Required task - Transcribe the entries that follow, word for word.
— start of Exercise inputs —
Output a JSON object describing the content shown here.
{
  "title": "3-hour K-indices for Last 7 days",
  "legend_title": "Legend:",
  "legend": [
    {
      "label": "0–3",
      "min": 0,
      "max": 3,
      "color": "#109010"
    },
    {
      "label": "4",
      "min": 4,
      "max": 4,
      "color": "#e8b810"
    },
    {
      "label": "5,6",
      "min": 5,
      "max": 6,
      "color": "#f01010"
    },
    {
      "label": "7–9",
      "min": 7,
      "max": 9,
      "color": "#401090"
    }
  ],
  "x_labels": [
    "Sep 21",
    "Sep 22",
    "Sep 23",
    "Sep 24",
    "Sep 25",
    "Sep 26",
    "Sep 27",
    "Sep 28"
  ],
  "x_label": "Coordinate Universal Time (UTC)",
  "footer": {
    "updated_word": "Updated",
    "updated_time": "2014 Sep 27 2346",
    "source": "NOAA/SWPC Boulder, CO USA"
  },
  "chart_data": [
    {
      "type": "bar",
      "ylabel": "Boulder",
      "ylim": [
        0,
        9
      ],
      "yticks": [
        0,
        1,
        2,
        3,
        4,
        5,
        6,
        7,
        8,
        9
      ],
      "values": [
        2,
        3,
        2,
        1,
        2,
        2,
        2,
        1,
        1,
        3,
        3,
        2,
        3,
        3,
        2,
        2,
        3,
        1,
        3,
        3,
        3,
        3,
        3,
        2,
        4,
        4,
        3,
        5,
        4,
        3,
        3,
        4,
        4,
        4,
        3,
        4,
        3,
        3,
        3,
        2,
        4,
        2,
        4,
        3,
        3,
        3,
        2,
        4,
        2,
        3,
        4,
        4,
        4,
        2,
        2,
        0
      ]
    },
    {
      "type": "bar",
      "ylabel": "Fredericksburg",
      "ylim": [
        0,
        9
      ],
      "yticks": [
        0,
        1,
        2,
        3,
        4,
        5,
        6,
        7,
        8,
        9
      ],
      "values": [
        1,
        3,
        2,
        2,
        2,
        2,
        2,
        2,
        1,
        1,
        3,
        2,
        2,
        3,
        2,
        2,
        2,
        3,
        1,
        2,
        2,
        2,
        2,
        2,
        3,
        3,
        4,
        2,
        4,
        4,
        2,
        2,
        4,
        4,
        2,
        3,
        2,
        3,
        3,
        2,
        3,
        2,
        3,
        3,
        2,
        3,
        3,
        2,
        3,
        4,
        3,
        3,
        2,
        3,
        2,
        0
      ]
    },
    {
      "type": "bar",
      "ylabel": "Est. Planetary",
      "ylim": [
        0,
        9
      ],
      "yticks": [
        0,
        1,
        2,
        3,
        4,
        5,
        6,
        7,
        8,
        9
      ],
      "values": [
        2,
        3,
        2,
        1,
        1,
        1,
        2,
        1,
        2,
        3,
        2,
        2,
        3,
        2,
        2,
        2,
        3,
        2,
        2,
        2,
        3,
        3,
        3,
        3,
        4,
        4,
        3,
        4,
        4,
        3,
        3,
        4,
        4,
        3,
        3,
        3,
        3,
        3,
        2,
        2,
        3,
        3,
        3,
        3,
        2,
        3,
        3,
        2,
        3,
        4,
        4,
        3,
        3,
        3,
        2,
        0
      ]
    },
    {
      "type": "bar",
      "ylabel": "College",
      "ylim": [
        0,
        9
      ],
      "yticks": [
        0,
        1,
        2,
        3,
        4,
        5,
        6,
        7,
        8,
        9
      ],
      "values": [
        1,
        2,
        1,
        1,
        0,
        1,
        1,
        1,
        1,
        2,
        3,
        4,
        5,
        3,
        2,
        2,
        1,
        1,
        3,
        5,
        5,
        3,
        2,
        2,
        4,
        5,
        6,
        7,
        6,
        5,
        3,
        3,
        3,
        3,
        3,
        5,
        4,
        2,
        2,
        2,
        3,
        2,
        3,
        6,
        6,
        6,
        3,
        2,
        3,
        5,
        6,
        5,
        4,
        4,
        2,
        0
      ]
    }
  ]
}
— end of Exercise inputs —
Full response -
Output a JSON object describing the content shown here.
{
  "title": "3-hour K-indices for Last 7 days",
  "legend_title": "Legend:",
  "legend": [
    {
      "label": "0–3",
      "min": 0,
      "max": 3,
      "color": "#109010"
    },
    {
      "label": "4",
      "min": 4,
      "max": 4,
      "color": "#e8b810"
    },
    {
      "label": "5,6",
      "min": 5,
      "max": 6,
      "color": "#f01010"
    },
    {
      "label": "7–9",
      "min": 7,
      "max": 9,
      "color": "#401090"
    }
  ],
  "x_labels": [
    "Sep 21",
    "Sep 22",
    "Sep 23",
    "Sep 24",
    "Sep 25",
    "Sep 26",
    "Sep 27",
    "Sep 28"
  ],
  "x_label": "Coordinate Universal Time (UTC)",
  "footer": {
    "updated_word": "Updated",
    "updated_time": "2014 Sep 27 2346",
    "source": "NOAA/SWPC Boulder, CO USA"
  },
  "chart_data": [
    {
      "type": "bar",
      "ylabel": "Boulder",
      "ylim": [
        0,
        9
      ],
      "yticks": [
        0,
        1,
        2,
        3,
        4,
        5,
        6,
        7,
        8,
        9
      ],
      "values": [
        2,
        3,
        2,
        1,
        2,
        2,
        2,
        1,
        1,
        3,
        3,
        2,
        3,
        3,
        2,
        2,
        3,
        1,
        3,
        3,
        3,
        3,
        3,
        2,
        4,
        4,
        3,
        5,
        4,
        3,
        3,
        4,
        4,
        4,
        3,
        4,
        3,
        3,
        3,
        2,
        4,
        2,
        4,
        3,
        3,
        3,
        2,
        4,
        2,
        3,
        4,
        4,
        4,
        2,
        2,
        0
      ]
    },
    {
      "type": "bar",
      "ylabel": "Fredericksburg",
      "ylim": [
        0,
        9
      ],
      "yticks": [
        0,
        1,
        2,
        3,
        4,
        5,
        6,
        7,
        8,
        9
      ],
      "values": [
        1,
        3,
        2,
        2,
        2,
        2,
        2,
        2,
        1,
        1,
        3,
        2,
        2,
        3,
        2,
        2,
        2,
        3,
        1,
        2,
        2,
        2,
        2,
        2,
        3,
        3,
        4,
        2,
        4,
        4,
        2,
        2,
        4,
        4,
        2,
        3,
        2,
        3,
        3,
        2,
        3,
        2,
        3,
        3,
        2,
        3,
        3,
        2,
        3,
        4,
        3,
        3,
        2,
        3,
        2,
        0
      ]
    },
    {
      "type": "bar",
      "ylabel": "Est. Planetary",
      "ylim": [
        0,
        9
      ],
      "yticks": [
        0,
        1,
        2,
        3,
        4,
        5,
        6,
        7,
        8,
        9
      ],
      "values": [
        2,
        3,
        2,
        1,
        1,
        1,
        2,
        1,
        2,
        3,
        2,
        2,
        3,
        2,
        2,
        2,
        3,
        2,
        2,
        2,
        3,
        3,
        3,
        3,
        4,
        4,
        3,
        4,
        4,
        3,
        3,
        4,
        4,
        3,
        3,
        3,
        3,
        3,
        2,
        2,
        3,
        3,
        3,
        3,
        2,
        3,
        3,
        2,
        3,
        4,
        4,
        3,
        3,
        3,
        2,
        0
      ]
    },
    {
      "type": "bar",
      "ylabel": "College",
      "ylim": [
        0,
        9
      ],
      "yticks": [
        0,
        1,
        2,
        3,
        4,
        5,
        6,
        7,
        8,
        9
      ],
      "values": [
        1,
        2,
        1,
        1,
        0,
        1,
        1,
        1,
        1,
        2,
        3,
        4,
        5,
        3,
        2,
        2,
        1,
        1,
        3,
        5,
        5,
        3,
        2,
        2,
        4,
        5,
        6,
        7,
        6,
        5,
        3,
        3,
        3,
        3,
        3,
        5,
        4,
        2,
        2,
        2,
        3,
        2,
        3,
        6,
        6,
        6,
        3,
        2,
        3,
        5,
        6,
        5,
        4,
        4,
        2,
        0
      ]
    }
  ]
}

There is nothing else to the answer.